--- The problem ---
In the forum thread below about integrating cot x, what result does the book give for the integral?

--- Provided text ---
■ ■ ■ ■ ■ ■ ■

## ksaimouli Group Title simplyfy one year ago one year ago

1. ksaimouli

how to get ln2 from that

2. ksaimouli

@zepdrix

3. ksaimouli

$\int\limits_{\pi/6}^{\pi/2}\cot x dx$

4. ksaimouli

i know that cotx =ln sinx +c

5. zepdrix

The integral of cotx? Ok good c:

6. ksaimouli

which will givw me ln1-ln(1/2)

7. ksaimouli

0-ln(1)-ln(2) gives me -ln2 but the book gives ln 2

8. zepdrix

$\large \ln (a)-\ln(b)=\ln\left(\frac{a}{b}\right)$

9. zepdrix

where is the 0- coming from? :o

10. ksaimouli

ln(1)=0

11. zepdrix

Oh you were doing something fancy, hmm

12. ksaimouli

|dw:1361499527104:dw|

13. zepdrix

Ok i see what you're doing. You just missed a negative in the middle.$\large 0-\ln(1/2) \qquad = \qquad 0-\left(\ln1-\ln2\right)$See where you missed it?

■ ■ ■ ■ ■ ■ ■

--- Given data ---
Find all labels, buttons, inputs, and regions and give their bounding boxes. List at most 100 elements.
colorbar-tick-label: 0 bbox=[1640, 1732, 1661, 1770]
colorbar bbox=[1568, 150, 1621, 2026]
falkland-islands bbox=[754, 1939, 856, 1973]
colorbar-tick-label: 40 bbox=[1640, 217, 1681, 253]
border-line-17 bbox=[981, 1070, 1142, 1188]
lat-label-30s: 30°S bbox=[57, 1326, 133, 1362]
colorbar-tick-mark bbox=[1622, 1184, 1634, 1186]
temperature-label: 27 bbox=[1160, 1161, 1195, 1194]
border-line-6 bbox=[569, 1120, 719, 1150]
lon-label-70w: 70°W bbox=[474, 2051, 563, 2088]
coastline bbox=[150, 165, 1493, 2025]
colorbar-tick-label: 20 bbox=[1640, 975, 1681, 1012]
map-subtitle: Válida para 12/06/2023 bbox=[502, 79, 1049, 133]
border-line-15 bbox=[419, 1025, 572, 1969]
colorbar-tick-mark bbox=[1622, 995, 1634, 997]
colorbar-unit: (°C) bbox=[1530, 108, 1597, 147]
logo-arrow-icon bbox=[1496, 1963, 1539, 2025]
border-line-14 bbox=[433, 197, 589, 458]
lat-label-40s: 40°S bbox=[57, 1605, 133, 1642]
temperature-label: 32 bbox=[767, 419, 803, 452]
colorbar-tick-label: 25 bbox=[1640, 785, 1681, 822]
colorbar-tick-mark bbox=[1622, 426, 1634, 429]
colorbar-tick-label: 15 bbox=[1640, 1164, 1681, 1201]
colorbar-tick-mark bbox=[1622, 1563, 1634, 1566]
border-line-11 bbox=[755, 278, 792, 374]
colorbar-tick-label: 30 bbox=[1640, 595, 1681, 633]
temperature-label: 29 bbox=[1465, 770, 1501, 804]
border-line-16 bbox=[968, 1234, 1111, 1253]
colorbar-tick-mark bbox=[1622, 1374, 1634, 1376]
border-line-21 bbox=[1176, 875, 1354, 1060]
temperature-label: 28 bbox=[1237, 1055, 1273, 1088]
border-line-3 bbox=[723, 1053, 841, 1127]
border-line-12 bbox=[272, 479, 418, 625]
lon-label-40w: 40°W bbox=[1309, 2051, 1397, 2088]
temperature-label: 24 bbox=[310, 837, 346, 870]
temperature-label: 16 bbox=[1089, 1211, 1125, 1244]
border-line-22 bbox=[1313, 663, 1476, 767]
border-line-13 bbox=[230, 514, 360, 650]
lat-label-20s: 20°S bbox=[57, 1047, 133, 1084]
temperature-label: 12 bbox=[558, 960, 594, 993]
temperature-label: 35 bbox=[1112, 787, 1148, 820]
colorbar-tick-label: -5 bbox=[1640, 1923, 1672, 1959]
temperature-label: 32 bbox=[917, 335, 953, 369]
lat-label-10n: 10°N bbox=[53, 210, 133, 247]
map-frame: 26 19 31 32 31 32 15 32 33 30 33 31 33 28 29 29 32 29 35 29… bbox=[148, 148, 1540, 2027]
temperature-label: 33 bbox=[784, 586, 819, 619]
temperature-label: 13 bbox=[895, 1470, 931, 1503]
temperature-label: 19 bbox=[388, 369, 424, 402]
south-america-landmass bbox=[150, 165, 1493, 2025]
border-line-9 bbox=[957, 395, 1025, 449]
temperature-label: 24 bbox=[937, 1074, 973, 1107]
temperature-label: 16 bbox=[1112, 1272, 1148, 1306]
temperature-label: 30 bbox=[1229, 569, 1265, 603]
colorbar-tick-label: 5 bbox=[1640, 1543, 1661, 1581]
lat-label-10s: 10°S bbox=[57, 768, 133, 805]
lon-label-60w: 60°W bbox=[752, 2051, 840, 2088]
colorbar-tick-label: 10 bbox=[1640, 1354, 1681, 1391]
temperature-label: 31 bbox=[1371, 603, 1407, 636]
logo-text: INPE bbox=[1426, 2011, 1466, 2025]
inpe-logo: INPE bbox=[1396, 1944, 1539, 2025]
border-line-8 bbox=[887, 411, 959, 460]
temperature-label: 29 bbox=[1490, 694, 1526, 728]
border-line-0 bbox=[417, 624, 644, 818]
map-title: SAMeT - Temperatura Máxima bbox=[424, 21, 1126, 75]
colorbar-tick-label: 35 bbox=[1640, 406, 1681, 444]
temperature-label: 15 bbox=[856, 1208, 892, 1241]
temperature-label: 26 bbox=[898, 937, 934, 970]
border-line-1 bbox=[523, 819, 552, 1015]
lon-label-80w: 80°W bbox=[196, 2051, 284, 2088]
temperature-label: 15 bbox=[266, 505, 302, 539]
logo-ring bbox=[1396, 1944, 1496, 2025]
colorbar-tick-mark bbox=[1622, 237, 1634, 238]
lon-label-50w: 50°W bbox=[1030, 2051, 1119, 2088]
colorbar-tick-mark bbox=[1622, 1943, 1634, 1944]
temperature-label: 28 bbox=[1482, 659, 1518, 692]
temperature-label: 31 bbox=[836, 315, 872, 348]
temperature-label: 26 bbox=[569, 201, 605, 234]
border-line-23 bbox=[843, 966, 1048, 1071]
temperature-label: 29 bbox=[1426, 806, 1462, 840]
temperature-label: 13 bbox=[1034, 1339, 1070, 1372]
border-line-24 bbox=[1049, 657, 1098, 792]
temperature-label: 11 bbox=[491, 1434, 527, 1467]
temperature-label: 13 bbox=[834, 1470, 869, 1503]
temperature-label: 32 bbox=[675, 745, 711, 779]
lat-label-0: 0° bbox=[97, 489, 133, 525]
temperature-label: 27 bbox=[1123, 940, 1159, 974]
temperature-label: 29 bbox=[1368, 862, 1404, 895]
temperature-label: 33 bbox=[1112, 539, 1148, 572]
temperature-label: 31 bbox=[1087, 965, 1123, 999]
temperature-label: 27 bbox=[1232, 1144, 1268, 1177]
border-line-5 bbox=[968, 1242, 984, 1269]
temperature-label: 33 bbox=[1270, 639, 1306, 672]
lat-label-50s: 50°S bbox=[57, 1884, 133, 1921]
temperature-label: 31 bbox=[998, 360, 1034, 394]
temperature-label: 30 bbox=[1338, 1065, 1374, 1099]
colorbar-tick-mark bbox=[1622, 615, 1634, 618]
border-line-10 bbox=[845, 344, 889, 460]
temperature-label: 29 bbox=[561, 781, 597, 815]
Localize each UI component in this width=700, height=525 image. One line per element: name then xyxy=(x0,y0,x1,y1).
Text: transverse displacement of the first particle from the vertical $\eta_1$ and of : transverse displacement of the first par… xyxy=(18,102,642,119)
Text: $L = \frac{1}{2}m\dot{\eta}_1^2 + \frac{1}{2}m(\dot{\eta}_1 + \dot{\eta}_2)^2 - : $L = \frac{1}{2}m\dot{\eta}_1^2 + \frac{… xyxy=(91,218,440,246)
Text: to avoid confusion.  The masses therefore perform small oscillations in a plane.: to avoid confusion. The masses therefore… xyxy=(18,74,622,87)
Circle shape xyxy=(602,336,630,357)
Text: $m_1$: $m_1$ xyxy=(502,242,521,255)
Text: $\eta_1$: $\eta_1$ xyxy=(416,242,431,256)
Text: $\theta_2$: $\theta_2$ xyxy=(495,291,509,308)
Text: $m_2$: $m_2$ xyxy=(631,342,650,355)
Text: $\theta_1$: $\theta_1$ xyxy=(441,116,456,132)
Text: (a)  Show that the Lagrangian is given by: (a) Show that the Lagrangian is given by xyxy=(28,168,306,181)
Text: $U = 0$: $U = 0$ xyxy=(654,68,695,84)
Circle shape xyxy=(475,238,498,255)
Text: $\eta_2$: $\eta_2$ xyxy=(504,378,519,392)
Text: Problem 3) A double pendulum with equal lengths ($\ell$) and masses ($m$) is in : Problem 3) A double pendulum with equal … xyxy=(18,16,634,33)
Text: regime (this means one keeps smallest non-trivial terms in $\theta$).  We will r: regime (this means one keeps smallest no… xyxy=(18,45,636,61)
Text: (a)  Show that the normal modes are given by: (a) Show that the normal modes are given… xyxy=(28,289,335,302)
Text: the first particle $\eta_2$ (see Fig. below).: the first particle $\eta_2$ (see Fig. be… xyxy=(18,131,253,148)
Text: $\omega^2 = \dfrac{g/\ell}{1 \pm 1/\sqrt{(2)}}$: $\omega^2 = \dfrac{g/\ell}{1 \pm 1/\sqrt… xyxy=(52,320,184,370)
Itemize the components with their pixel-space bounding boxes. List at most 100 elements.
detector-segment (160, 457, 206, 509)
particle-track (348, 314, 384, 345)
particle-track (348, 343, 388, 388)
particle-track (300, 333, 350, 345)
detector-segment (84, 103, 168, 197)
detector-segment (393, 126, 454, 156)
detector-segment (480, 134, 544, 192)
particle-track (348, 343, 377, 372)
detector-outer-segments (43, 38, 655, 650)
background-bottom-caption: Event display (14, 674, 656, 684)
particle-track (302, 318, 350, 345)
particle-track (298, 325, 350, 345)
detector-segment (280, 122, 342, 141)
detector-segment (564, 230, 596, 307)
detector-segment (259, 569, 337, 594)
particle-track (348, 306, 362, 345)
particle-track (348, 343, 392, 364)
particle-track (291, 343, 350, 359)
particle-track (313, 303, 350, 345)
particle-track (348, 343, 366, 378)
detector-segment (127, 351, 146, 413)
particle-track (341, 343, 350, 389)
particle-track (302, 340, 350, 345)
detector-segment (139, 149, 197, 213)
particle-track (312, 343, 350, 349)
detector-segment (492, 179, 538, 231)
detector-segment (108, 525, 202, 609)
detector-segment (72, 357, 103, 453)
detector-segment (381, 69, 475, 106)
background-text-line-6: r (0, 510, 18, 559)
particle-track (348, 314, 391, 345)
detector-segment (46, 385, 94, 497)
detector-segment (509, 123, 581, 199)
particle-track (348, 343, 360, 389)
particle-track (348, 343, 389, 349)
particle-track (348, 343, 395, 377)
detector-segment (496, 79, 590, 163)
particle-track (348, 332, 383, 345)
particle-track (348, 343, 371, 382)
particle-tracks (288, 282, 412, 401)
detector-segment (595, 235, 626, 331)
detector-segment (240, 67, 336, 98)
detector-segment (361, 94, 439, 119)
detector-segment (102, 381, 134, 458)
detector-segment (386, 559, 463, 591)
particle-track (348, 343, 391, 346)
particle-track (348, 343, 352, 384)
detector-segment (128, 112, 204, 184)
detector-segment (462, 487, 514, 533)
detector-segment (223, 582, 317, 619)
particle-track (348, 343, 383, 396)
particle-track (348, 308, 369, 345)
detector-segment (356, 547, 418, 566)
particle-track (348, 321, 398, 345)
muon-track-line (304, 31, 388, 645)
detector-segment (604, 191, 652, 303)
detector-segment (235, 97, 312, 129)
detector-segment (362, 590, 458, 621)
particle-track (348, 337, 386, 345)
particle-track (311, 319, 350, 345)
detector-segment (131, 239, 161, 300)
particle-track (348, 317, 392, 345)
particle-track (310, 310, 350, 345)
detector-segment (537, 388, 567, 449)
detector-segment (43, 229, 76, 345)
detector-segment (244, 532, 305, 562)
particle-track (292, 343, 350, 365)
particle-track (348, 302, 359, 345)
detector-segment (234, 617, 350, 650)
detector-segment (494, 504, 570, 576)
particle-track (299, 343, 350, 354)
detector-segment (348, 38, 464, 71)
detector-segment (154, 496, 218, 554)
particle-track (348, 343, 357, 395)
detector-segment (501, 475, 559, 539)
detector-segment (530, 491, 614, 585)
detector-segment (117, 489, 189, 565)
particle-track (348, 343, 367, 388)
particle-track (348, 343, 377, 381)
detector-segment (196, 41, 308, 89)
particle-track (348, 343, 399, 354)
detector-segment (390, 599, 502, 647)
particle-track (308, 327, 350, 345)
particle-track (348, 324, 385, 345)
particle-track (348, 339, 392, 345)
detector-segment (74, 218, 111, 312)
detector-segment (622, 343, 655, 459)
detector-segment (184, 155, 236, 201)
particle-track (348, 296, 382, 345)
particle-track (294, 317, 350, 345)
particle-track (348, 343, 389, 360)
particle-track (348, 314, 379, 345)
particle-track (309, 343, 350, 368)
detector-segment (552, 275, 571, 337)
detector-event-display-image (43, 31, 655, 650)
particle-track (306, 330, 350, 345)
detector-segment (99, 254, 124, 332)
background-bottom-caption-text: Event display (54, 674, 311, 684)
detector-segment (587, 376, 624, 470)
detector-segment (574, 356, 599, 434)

■ ■ ■ ■ ■ ■ ■

--- Finished exercise ---
ln 2